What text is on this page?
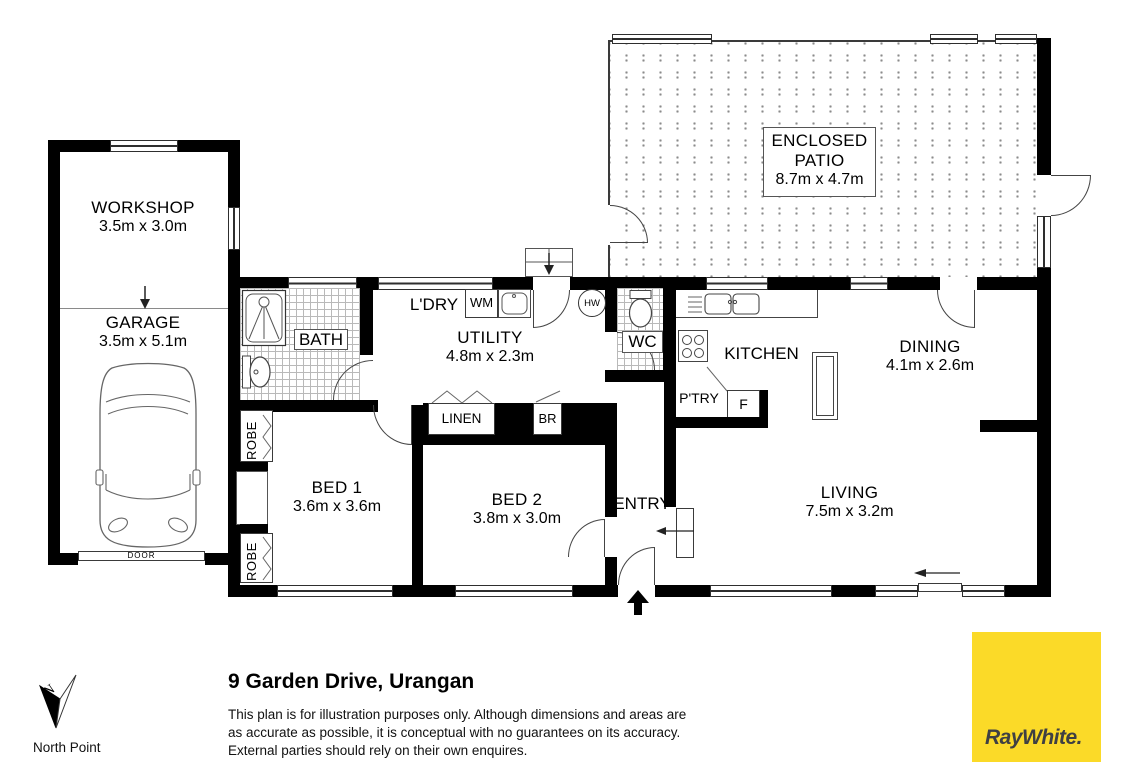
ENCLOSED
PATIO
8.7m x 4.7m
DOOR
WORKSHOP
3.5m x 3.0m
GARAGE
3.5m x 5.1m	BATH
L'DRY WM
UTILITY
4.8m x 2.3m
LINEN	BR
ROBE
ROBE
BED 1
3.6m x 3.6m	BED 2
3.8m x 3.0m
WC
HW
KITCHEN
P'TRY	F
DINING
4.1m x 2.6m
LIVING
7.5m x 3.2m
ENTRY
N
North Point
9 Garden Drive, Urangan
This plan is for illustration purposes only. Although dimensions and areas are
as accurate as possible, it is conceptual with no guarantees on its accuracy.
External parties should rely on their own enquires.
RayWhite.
* * *
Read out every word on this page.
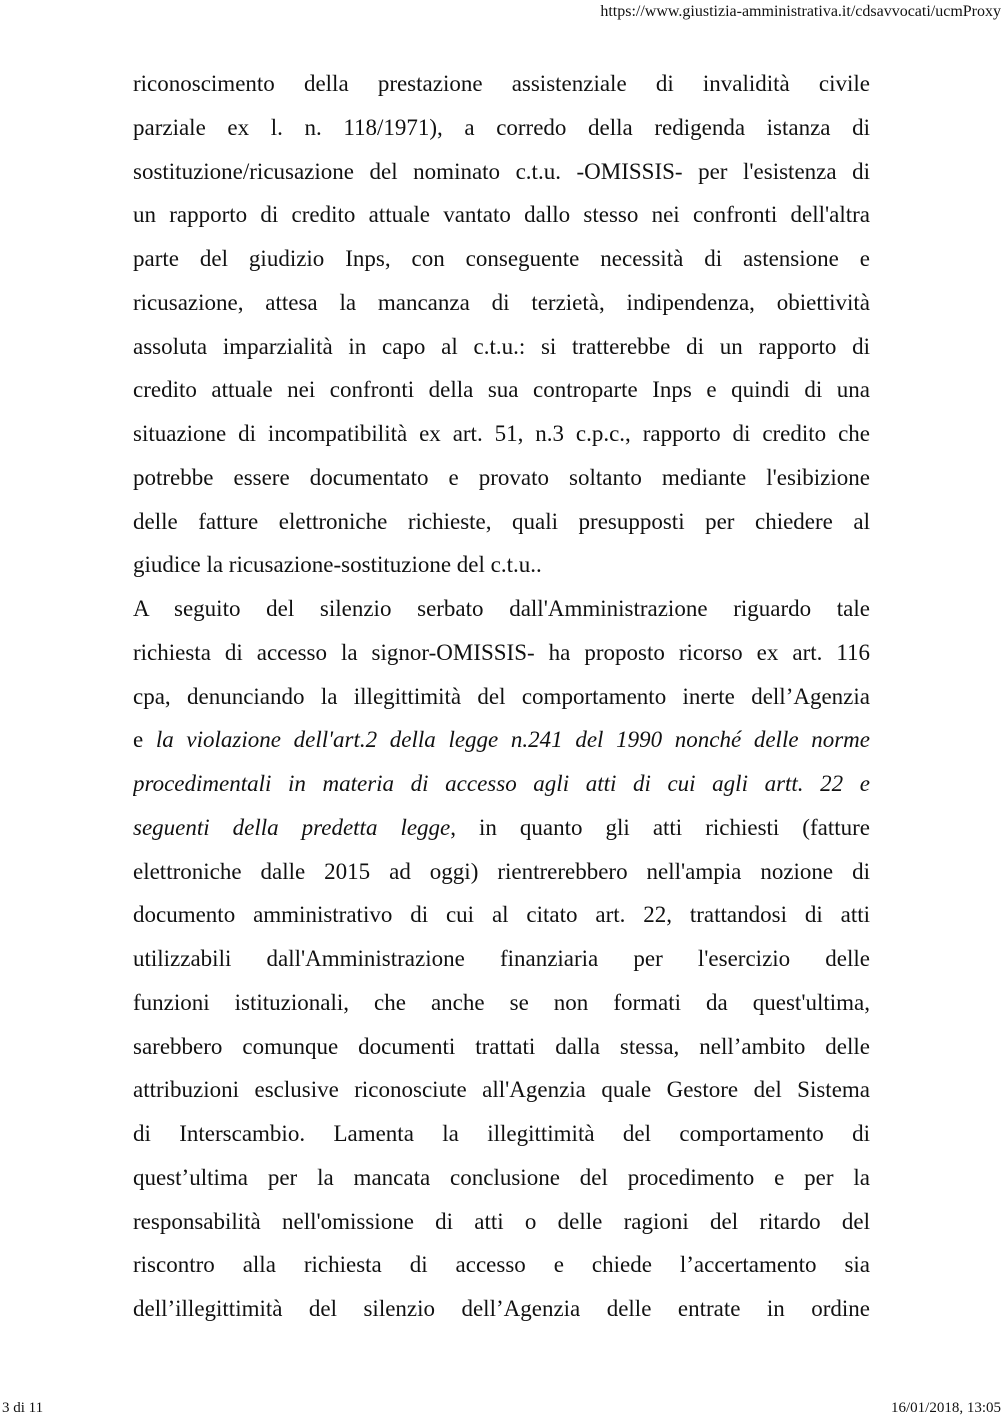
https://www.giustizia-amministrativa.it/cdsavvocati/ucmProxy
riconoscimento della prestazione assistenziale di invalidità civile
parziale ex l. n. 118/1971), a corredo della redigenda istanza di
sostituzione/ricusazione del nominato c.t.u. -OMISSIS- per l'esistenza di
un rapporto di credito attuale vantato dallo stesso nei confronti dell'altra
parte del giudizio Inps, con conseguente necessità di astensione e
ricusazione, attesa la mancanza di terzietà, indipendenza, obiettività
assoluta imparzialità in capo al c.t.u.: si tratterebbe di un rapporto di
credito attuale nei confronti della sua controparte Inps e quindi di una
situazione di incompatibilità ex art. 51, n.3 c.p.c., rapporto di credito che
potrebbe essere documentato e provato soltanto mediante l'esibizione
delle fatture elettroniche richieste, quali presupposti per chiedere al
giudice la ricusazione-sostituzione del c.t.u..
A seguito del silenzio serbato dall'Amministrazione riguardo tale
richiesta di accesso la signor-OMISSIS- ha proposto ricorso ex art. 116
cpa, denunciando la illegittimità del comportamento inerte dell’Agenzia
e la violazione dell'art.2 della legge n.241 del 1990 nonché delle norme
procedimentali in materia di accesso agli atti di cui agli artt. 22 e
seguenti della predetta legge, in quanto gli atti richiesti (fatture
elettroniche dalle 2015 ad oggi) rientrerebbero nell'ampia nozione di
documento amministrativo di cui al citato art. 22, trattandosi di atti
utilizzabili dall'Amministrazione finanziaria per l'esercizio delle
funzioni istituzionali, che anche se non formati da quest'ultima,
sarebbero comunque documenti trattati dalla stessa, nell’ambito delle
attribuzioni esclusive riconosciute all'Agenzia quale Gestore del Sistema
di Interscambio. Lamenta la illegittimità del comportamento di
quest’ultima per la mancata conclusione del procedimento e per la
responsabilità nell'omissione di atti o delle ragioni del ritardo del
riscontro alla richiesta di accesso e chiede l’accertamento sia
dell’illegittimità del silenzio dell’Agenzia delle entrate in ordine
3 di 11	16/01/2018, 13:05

= Stated task =
Pull out all lines from the listing that contain the string "OMISSIS".

= Response =
sostituzione/ricusazione del nominato c.t.u. -OMISSIS- per l'esistenza di
richiesta di accesso la signor-OMISSIS- ha proposto ricorso ex art. 116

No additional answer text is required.